#### Given request:
Tally the lines holding the string "西畑正夫" and reply with that number alone.

#### Data:
■ ■ ■

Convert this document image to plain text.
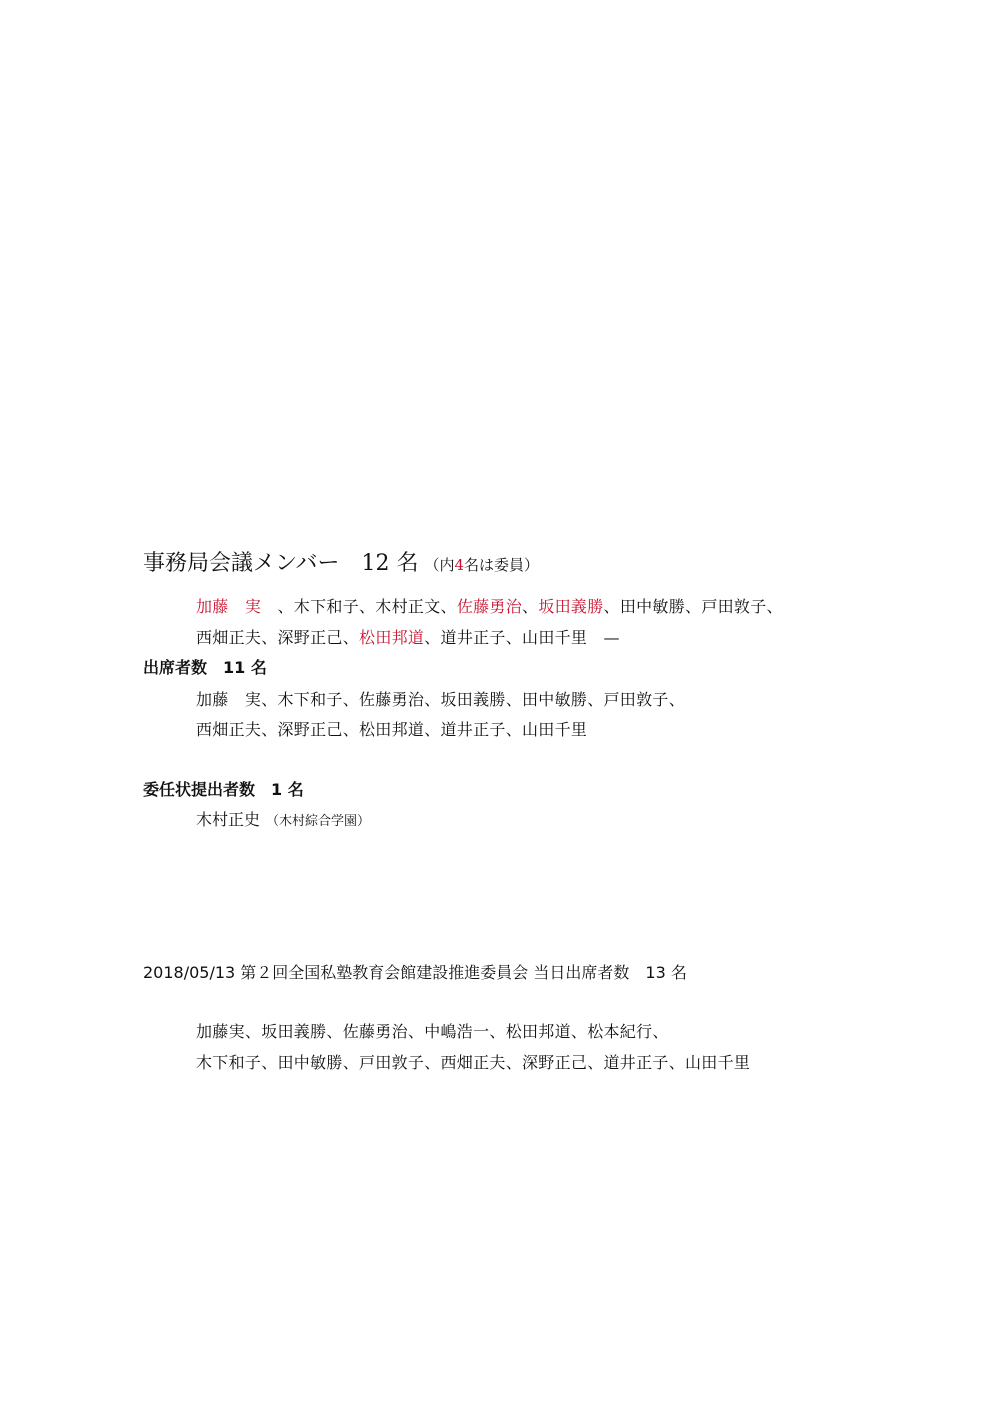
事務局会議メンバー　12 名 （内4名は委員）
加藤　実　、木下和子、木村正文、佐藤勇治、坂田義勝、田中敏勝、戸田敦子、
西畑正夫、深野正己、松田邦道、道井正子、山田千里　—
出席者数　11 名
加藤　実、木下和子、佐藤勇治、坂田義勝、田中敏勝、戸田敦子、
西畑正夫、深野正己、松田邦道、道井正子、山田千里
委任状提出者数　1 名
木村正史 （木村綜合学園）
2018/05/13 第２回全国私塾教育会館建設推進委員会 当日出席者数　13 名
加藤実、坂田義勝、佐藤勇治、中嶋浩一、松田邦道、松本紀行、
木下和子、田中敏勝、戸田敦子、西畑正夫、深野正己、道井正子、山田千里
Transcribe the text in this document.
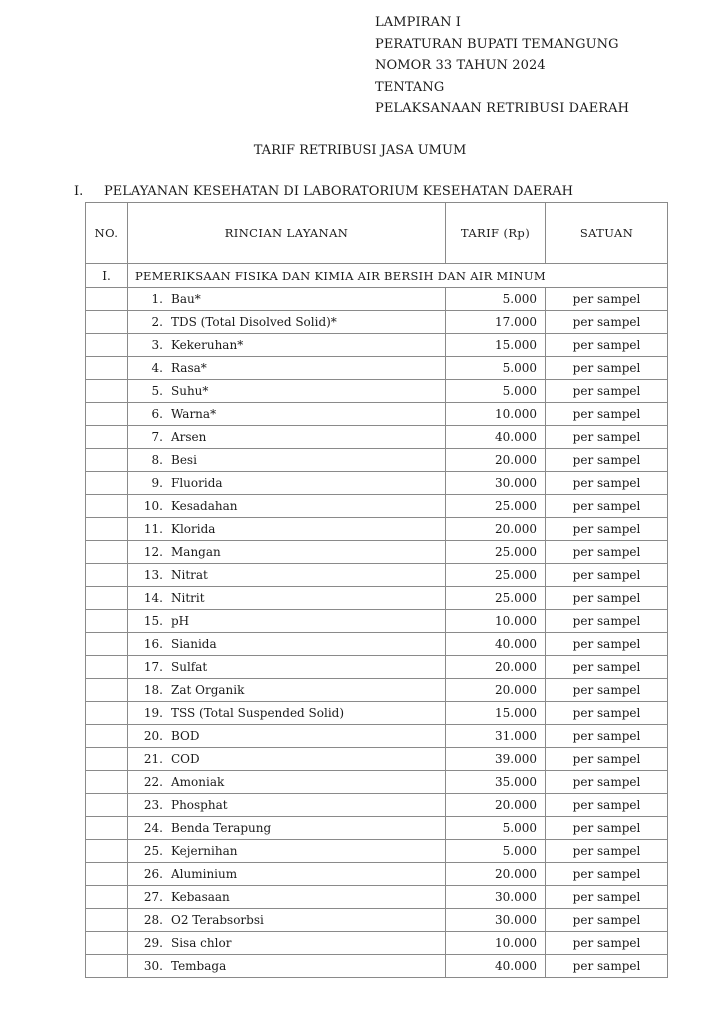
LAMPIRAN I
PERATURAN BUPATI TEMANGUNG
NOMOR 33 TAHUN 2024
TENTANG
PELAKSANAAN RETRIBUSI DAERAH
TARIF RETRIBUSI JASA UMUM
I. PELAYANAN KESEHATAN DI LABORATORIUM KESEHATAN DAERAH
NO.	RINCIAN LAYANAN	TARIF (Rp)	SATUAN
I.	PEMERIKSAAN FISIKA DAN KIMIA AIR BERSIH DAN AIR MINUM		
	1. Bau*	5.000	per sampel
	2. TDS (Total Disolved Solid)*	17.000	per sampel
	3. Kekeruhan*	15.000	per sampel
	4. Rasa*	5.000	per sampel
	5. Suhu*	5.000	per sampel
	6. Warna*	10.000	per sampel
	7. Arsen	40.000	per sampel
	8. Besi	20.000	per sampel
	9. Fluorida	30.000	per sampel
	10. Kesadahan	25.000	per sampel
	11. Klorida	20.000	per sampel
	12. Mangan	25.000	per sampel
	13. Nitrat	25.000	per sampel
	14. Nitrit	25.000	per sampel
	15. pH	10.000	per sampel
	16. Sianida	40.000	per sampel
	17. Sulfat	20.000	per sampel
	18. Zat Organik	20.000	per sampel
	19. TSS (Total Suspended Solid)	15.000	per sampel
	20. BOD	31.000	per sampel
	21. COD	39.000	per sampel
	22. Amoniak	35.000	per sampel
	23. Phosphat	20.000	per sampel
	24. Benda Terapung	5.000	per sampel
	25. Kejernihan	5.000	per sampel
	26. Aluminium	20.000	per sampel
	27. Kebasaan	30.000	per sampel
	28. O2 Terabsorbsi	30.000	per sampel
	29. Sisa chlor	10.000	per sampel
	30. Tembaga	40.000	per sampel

■ ■ ■

#### Task output:
3